**Exercise:**
All of the material should be reproduced exactly, with pictures left out.

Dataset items
* * * * * * * * *
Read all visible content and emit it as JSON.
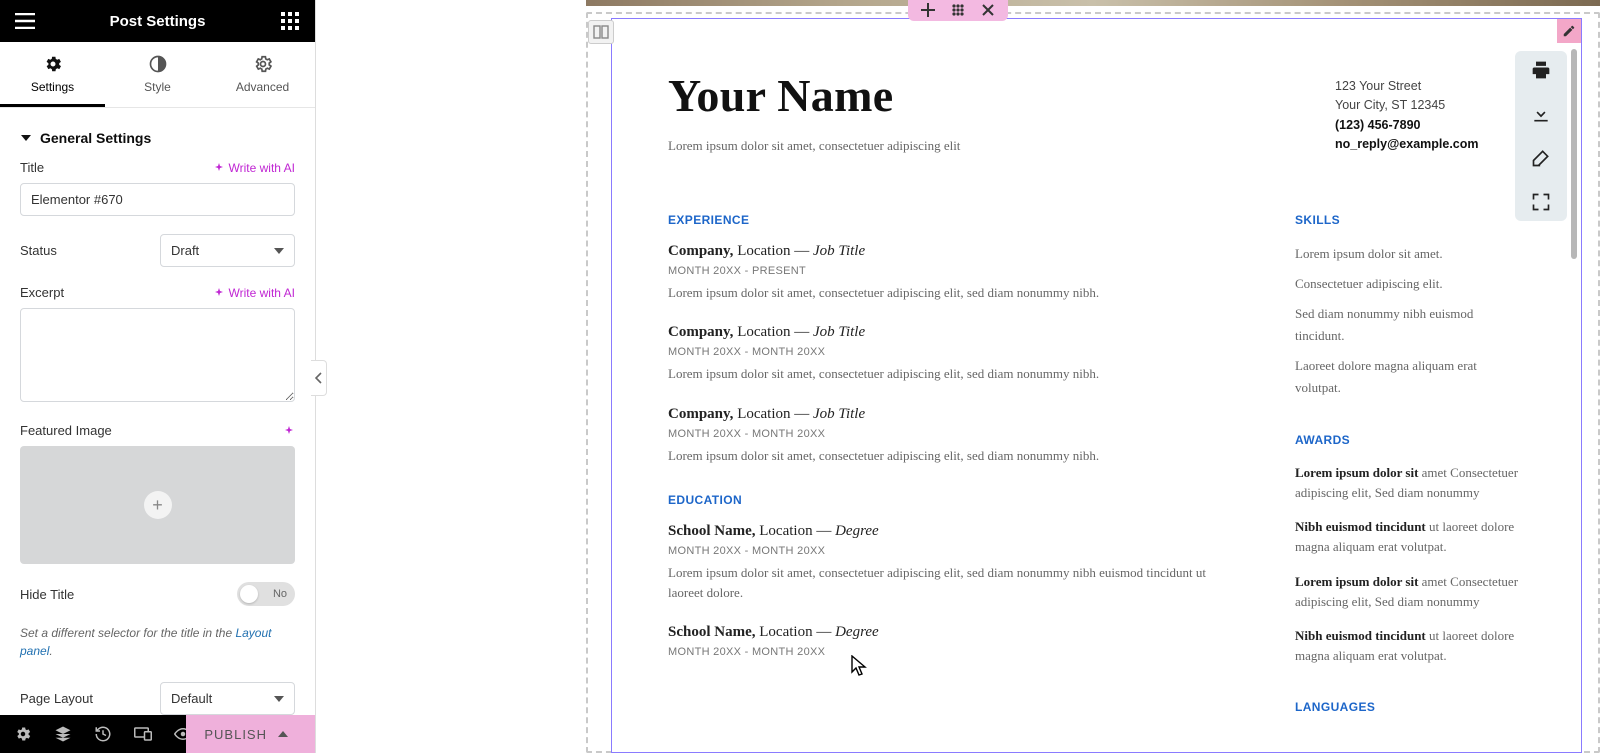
{
  "panel": {
    "title": "Post Settings",
    "tabs": {
      "settings": "Settings",
      "style": "Style",
      "advanced": "Advanced"
    },
    "section_general": "General Settings",
    "labels": {
      "title": "Title",
      "status": "Status",
      "excerpt": "Excerpt",
      "featured_image": "Featured Image",
      "hide_title": "Hide Title",
      "page_layout": "Page Layout"
    },
    "ai": "Write with AI",
    "title_value": "Elementor #670",
    "status_value": "Draft",
    "excerpt_value": "",
    "hide_title_value": "No",
    "page_layout_value": "Default",
    "hint_prefix": "Set a different selector for the title in the ",
    "hint_link": "Layout panel",
    "hint_suffix": ".",
    "publish": "PUBLISH"
  },
  "doc": {
    "name": "Your Name",
    "tagline": "Lorem ipsum dolor sit amet, consectetuer adipiscing elit",
    "contact": {
      "street": "123 Your Street",
      "city": "Your City, ST 12345",
      "phone": "(123) 456-7890",
      "email": "no_reply@example.com"
    },
    "sections": {
      "experience": "EXPERIENCE",
      "education": "EDUCATION",
      "skills": "SKILLS",
      "awards": "AWARDS",
      "languages": "LANGUAGES"
    },
    "experience": [
      {
        "company": "Company,",
        "loc": "Location",
        "dash": " — ",
        "title": "Job Title",
        "date": "MONTH 20XX - PRESENT",
        "desc": "Lorem ipsum dolor sit amet, consectetuer adipiscing elit, sed diam nonummy nibh."
      },
      {
        "company": "Company,",
        "loc": "Location",
        "dash": " — ",
        "title": "Job Title",
        "date": "MONTH 20XX - MONTH 20XX",
        "desc": "Lorem ipsum dolor sit amet, consectetuer adipiscing elit, sed diam nonummy nibh."
      },
      {
        "company": "Company,",
        "loc": "Location",
        "dash": " — ",
        "title": "Job Title",
        "date": "MONTH 20XX - MONTH 20XX",
        "desc": "Lorem ipsum dolor sit amet, consectetuer adipiscing elit, sed diam nonummy nibh."
      }
    ],
    "education": [
      {
        "school": "School Name,",
        "loc": "Location",
        "dash": " — ",
        "degree": "Degree",
        "date": "MONTH 20XX - MONTH 20XX",
        "desc": "Lorem ipsum dolor sit amet, consectetuer adipiscing elit, sed diam nonummy nibh euismod tincidunt ut laoreet dolore."
      },
      {
        "school": "School Name,",
        "loc": "Location",
        "dash": " — ",
        "degree": "Degree",
        "date": "MONTH 20XX - MONTH 20XX",
        "desc": ""
      }
    ],
    "skills": [
      "Lorem ipsum dolor sit amet.",
      "Consectetuer adipiscing elit.",
      "Sed diam nonummy nibh euismod tincidunt.",
      "Laoreet dolore magna aliquam erat volutpat."
    ],
    "awards": [
      {
        "lead": "Lorem ipsum dolor sit",
        "rest": " amet Consectetuer adipiscing elit, Sed diam nonummy"
      },
      {
        "lead": "Nibh euismod tincidunt",
        "rest": " ut laoreet dolore magna aliquam erat volutpat."
      },
      {
        "lead": "Lorem ipsum dolor sit",
        "rest": " amet Consectetuer adipiscing elit, Sed diam nonummy"
      },
      {
        "lead": "Nibh euismod tincidunt",
        "rest": " ut laoreet dolore magna aliquam erat volutpat."
      }
    ]
  }
}
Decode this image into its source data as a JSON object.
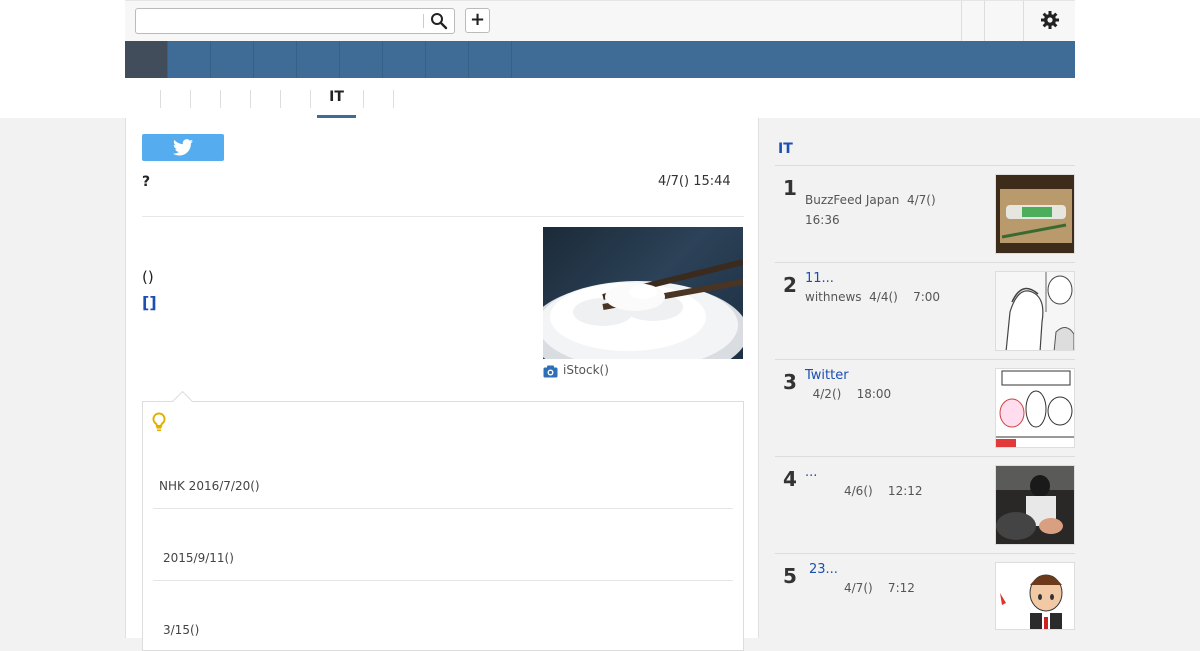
{
  "search": {
    "placeholder": "",
    "value": ""
  },
  "header": {
    "add_label": "+"
  },
  "nav": {
    "item_count": 9,
    "active_index": 0
  },
  "subnav": {
    "active_label": "IT"
  },
  "article": {
    "mark": "?",
    "date": "4/7() 15:44",
    "paren_text": "()",
    "link_text": "[]",
    "photo_caption": "iStock()",
    "info_lines": [
      "NHK 2016/7/20()",
      "2015/9/11()",
      "3/15()"
    ]
  },
  "sidebar": {
    "title": "IT",
    "items": [
      {
        "rank": "1",
        "title": "",
        "meta1": "BuzzFeed Japan  4/7()",
        "meta2": "16:36"
      },
      {
        "rank": "2",
        "title": "11...",
        "meta1": "withnews  4/4()    7:00",
        "meta2": ""
      },
      {
        "rank": "3",
        "title": "Twitter",
        "meta1": "  4/2()    18:00",
        "meta2": ""
      },
      {
        "rank": "4",
        "title": "...",
        "meta1": "4/6()    12:12",
        "meta2": ""
      },
      {
        "rank": "5",
        "title": "23...",
        "meta1": "4/7()    7:12",
        "meta2": ""
      }
    ]
  },
  "colors": {
    "nav_blue": "#3f6c96",
    "nav_active": "#424d5b",
    "link_blue": "#1a4fb3",
    "twitter_blue": "#55acee"
  }
}
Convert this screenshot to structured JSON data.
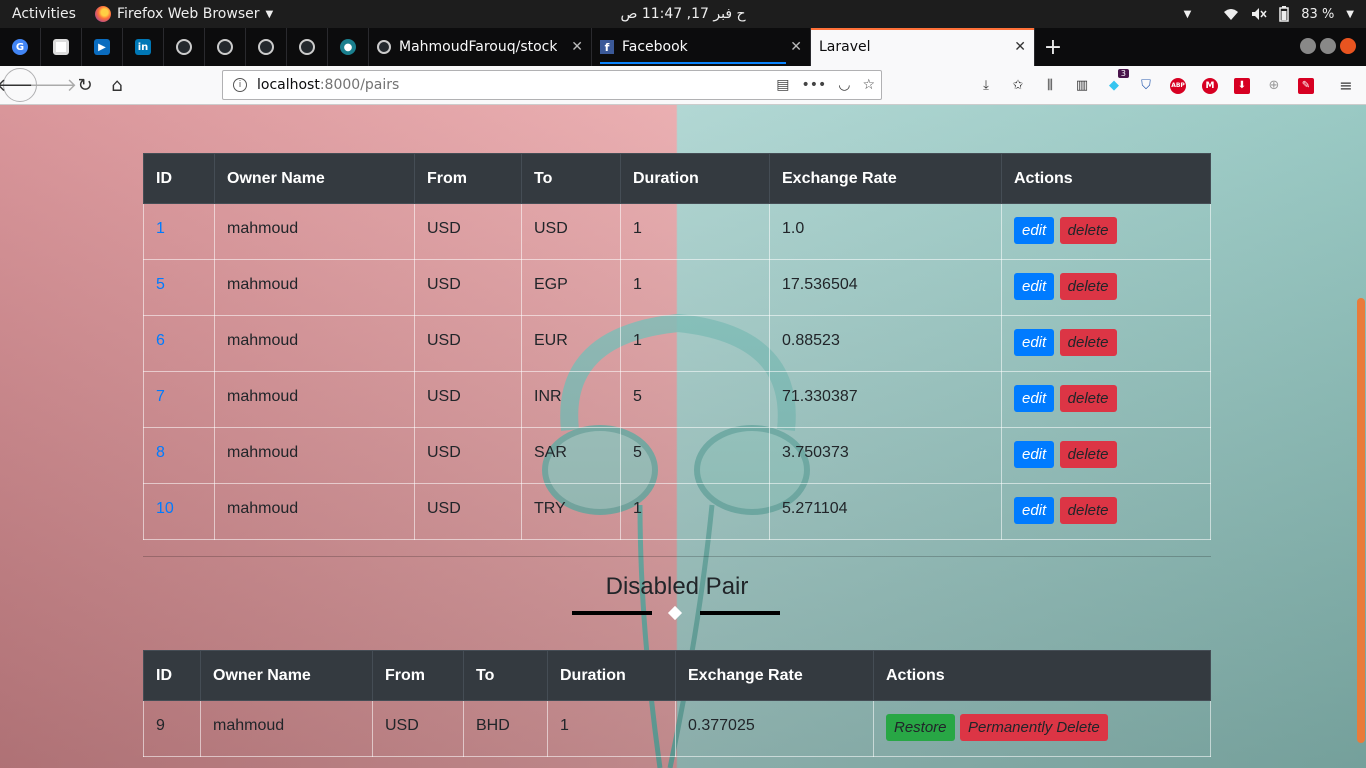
{
  "os": {
    "activities": "Activities",
    "app_name": "Firefox Web Browser",
    "clock": "ح فبر 17, 11:47 ص",
    "battery": "83 %"
  },
  "tabs": {
    "pinned": [
      "google-icon",
      "white-page-icon",
      "video-icon",
      "linkedin-icon",
      "github-icon",
      "github-icon",
      "github-icon",
      "github-icon",
      "extension-icon"
    ],
    "items": [
      {
        "label": "MahmoudFarouq/stock",
        "icon": "github-icon"
      },
      {
        "label": "Facebook",
        "icon": "facebook-icon"
      },
      {
        "label": "Laravel",
        "icon": ""
      }
    ]
  },
  "nav": {
    "url_host": "localhost",
    "url_path": ":8000/pairs"
  },
  "toolbar": {
    "slack_count": "3"
  },
  "active_table": {
    "headers": [
      "ID",
      "Owner Name",
      "From",
      "To",
      "Duration",
      "Exchange Rate",
      "Actions"
    ],
    "rows": [
      {
        "id": "1",
        "owner": "mahmoud",
        "from": "USD",
        "to": "USD",
        "duration": "1",
        "rate": "1.0"
      },
      {
        "id": "5",
        "owner": "mahmoud",
        "from": "USD",
        "to": "EGP",
        "duration": "1",
        "rate": "17.536504"
      },
      {
        "id": "6",
        "owner": "mahmoud",
        "from": "USD",
        "to": "EUR",
        "duration": "1",
        "rate": "0.88523"
      },
      {
        "id": "7",
        "owner": "mahmoud",
        "from": "USD",
        "to": "INR",
        "duration": "5",
        "rate": "71.330387"
      },
      {
        "id": "8",
        "owner": "mahmoud",
        "from": "USD",
        "to": "SAR",
        "duration": "5",
        "rate": "3.750373"
      },
      {
        "id": "10",
        "owner": "mahmoud",
        "from": "USD",
        "to": "TRY",
        "duration": "1",
        "rate": "5.271104"
      }
    ],
    "edit_label": "edit",
    "delete_label": "delete"
  },
  "disabled_section": {
    "title": "Disabled Pair"
  },
  "disabled_table": {
    "headers": [
      "ID",
      "Owner Name",
      "From",
      "To",
      "Duration",
      "Exchange Rate",
      "Actions"
    ],
    "rows": [
      {
        "id": "9",
        "owner": "mahmoud",
        "from": "USD",
        "to": "BHD",
        "duration": "1",
        "rate": "0.377025"
      }
    ],
    "restore_label": "Restore",
    "perm_delete_label": "Permanently Delete"
  },
  "colors": {
    "accent_blue": "#007bff",
    "danger": "#dc3545",
    "success": "#28a745",
    "table_header": "#343a40",
    "tab_highlight": "#ff7139"
  }
}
* * * * * * * * *
**Result for this exercise:**
Read all visible content and emit it as JSON.
{
  "panel": {
    "title": "Post Settings",
    "tabs": {
      "settings": "Settings",
      "style": "Style",
      "advanced": "Advanced"
    },
    "section_general": "General Settings",
    "labels": {
      "title": "Title",
      "status": "Status",
      "excerpt": "Excerpt",
      "featured_image": "Featured Image",
      "hide_title": "Hide Title",
      "page_layout": "Page Layout"
    },
    "ai": "Write with AI",
    "title_value": "Elementor #670",
    "status_value": "Draft",
    "excerpt_value": "",
    "hide_title_value": "No",
    "page_layout_value": "Default",
    "hint_prefix": "Set a different selector for the title in the ",
    "hint_link": "Layout panel",
    "hint_suffix": ".",
    "publish": "PUBLISH"
  },
  "doc": {
    "name": "Your Name",
    "tagline": "Lorem ipsum dolor sit amet, consectetuer adipiscing elit",
    "contact": {
      "street": "123 Your Street",
      "city": "Your City, ST 12345",
      "phone": "(123) 456-7890",
      "email": "no_reply@example.com"
    },
    "sections": {
      "experience": "EXPERIENCE",
      "education": "EDUCATION",
      "skills": "SKILLS",
      "awards": "AWARDS",
      "languages": "LANGUAGES"
    },
    "experience": [
      {
        "company": "Company,",
        "loc": "Location",
        "dash": " — ",
        "title": "Job Title",
        "date": "MONTH 20XX - PRESENT",
        "desc": "Lorem ipsum dolor sit amet, consectetuer adipiscing elit, sed diam nonummy nibh."
      },
      {
        "company": "Company,",
        "loc": "Location",
        "dash": " — ",
        "title": "Job Title",
        "date": "MONTH 20XX - MONTH 20XX",
        "desc": "Lorem ipsum dolor sit amet, consectetuer adipiscing elit, sed diam nonummy nibh."
      },
      {
        "company": "Company,",
        "loc": "Location",
        "dash": " — ",
        "title": "Job Title",
        "date": "MONTH 20XX - MONTH 20XX",
        "desc": "Lorem ipsum dolor sit amet, consectetuer adipiscing elit, sed diam nonummy nibh."
      }
    ],
    "education": [
      {
        "school": "School Name,",
        "loc": "Location",
        "dash": " — ",
        "degree": "Degree",
        "date": "MONTH 20XX - MONTH 20XX",
        "desc": "Lorem ipsum dolor sit amet, consectetuer adipiscing elit, sed diam nonummy nibh euismod tincidunt ut laoreet dolore."
      },
      {
        "school": "School Name,",
        "loc": "Location",
        "dash": " — ",
        "degree": "Degree",
        "date": "MONTH 20XX - MONTH 20XX",
        "desc": ""
      }
    ],
    "skills": [
      "Lorem ipsum dolor sit amet.",
      "Consectetuer adipiscing elit.",
      "Sed diam nonummy nibh euismod tincidunt.",
      "Laoreet dolore magna aliquam erat volutpat."
    ],
    "awards": [
      {
        "lead": "Lorem ipsum dolor sit",
        "rest": " amet Consectetuer adipiscing elit, Sed diam nonummy"
      },
      {
        "lead": "Nibh euismod tincidunt",
        "rest": " ut laoreet dolore magna aliquam erat volutpat."
      },
      {
        "lead": "Lorem ipsum dolor sit",
        "rest": " amet Consectetuer adipiscing elit, Sed diam nonummy"
      },
      {
        "lead": "Nibh euismod tincidunt",
        "rest": " ut laoreet dolore magna aliquam erat volutpat."
      }
    ]
  }
}
Decode this image into its source data as a JSON object.
{
  "search": {
    "placeholder": "",
    "value": ""
  },
  "header": {
    "add_label": "+"
  },
  "nav": {
    "item_count": 9,
    "active_index": 0
  },
  "subnav": {
    "active_label": "IT"
  },
  "article": {
    "mark": "?",
    "date": "4/7() 15:44",
    "paren_text": "()",
    "link_text": "[]",
    "photo_caption": "iStock()",
    "info_lines": [
      "NHK 2016/7/20()",
      "2015/9/11()",
      "3/15()"
    ]
  },
  "sidebar": {
    "title": "IT",
    "items": [
      {
        "rank": "1",
        "title": "",
        "meta1": "BuzzFeed Japan  4/7()",
        "meta2": "16:36"
      },
      {
        "rank": "2",
        "title": "11...",
        "meta1": "withnews  4/4()    7:00",
        "meta2": ""
      },
      {
        "rank": "3",
        "title": "Twitter",
        "meta1": "  4/2()    18:00",
        "meta2": ""
      },
      {
        "rank": "4",
        "title": "...",
        "meta1": "4/6()    12:12",
        "meta2": ""
      },
      {
        "rank": "5",
        "title": "23...",
        "meta1": "4/7()    7:12",
        "meta2": ""
      }
    ]
  },
  "colors": {
    "nav_blue": "#3f6c96",
    "nav_active": "#424d5b",
    "link_blue": "#1a4fb3",
    "twitter_blue": "#55acee"
  }
}
Convert this screenshot to structured JSON data.
{
  "os": {
    "activities": "Activities",
    "app_name": "Firefox Web Browser",
    "clock": "ح فبر 17, 11:47 ص",
    "battery": "83 %"
  },
  "tabs": {
    "pinned": [
      "google-icon",
      "white-page-icon",
      "video-icon",
      "linkedin-icon",
      "github-icon",
      "github-icon",
      "github-icon",
      "github-icon",
      "extension-icon"
    ],
    "items": [
      {
        "label": "MahmoudFarouq/stock",
        "icon": "github-icon"
      },
      {
        "label": "Facebook",
        "icon": "facebook-icon"
      },
      {
        "label": "Laravel",
        "icon": ""
      }
    ]
  },
  "nav": {
    "url_host": "localhost",
    "url_path": ":8000/pairs"
  },
  "toolbar": {
    "slack_count": "3"
  },
  "active_table": {
    "headers": [
      "ID",
      "Owner Name",
      "From",
      "To",
      "Duration",
      "Exchange Rate",
      "Actions"
    ],
    "rows": [
      {
        "id": "1",
        "owner": "mahmoud",
        "from": "USD",
        "to": "USD",
        "duration": "1",
        "rate": "1.0"
      },
      {
        "id": "5",
        "owner": "mahmoud",
        "from": "USD",
        "to": "EGP",
        "duration": "1",
        "rate": "17.536504"
      },
      {
        "id": "6",
        "owner": "mahmoud",
        "from": "USD",
        "to": "EUR",
        "duration": "1",
        "rate": "0.88523"
      },
      {
        "id": "7",
        "owner": "mahmoud",
        "from": "USD",
        "to": "INR",
        "duration": "5",
        "rate": "71.330387"
      },
      {
        "id": "8",
        "owner": "mahmoud",
        "from": "USD",
        "to": "SAR",
        "duration": "5",
        "rate": "3.750373"
      },
      {
        "id": "10",
        "owner": "mahmoud",
        "from": "USD",
        "to": "TRY",
        "duration": "1",
        "rate": "5.271104"
      }
    ],
    "edit_label": "edit",
    "delete_label": "delete"
  },
  "disabled_section": {
    "title": "Disabled Pair"
  },
  "disabled_table": {
    "headers": [
      "ID",
      "Owner Name",
      "From",
      "To",
      "Duration",
      "Exchange Rate",
      "Actions"
    ],
    "rows": [
      {
        "id": "9",
        "owner": "mahmoud",
        "from": "USD",
        "to": "BHD",
        "duration": "1",
        "rate": "0.377025"
      }
    ],
    "restore_label": "Restore",
    "perm_delete_label": "Permanently Delete"
  },
  "colors": {
    "accent_blue": "#007bff",
    "danger": "#dc3545",
    "success": "#28a745",
    "table_header": "#343a40",
    "tab_highlight": "#ff7139"
  }
}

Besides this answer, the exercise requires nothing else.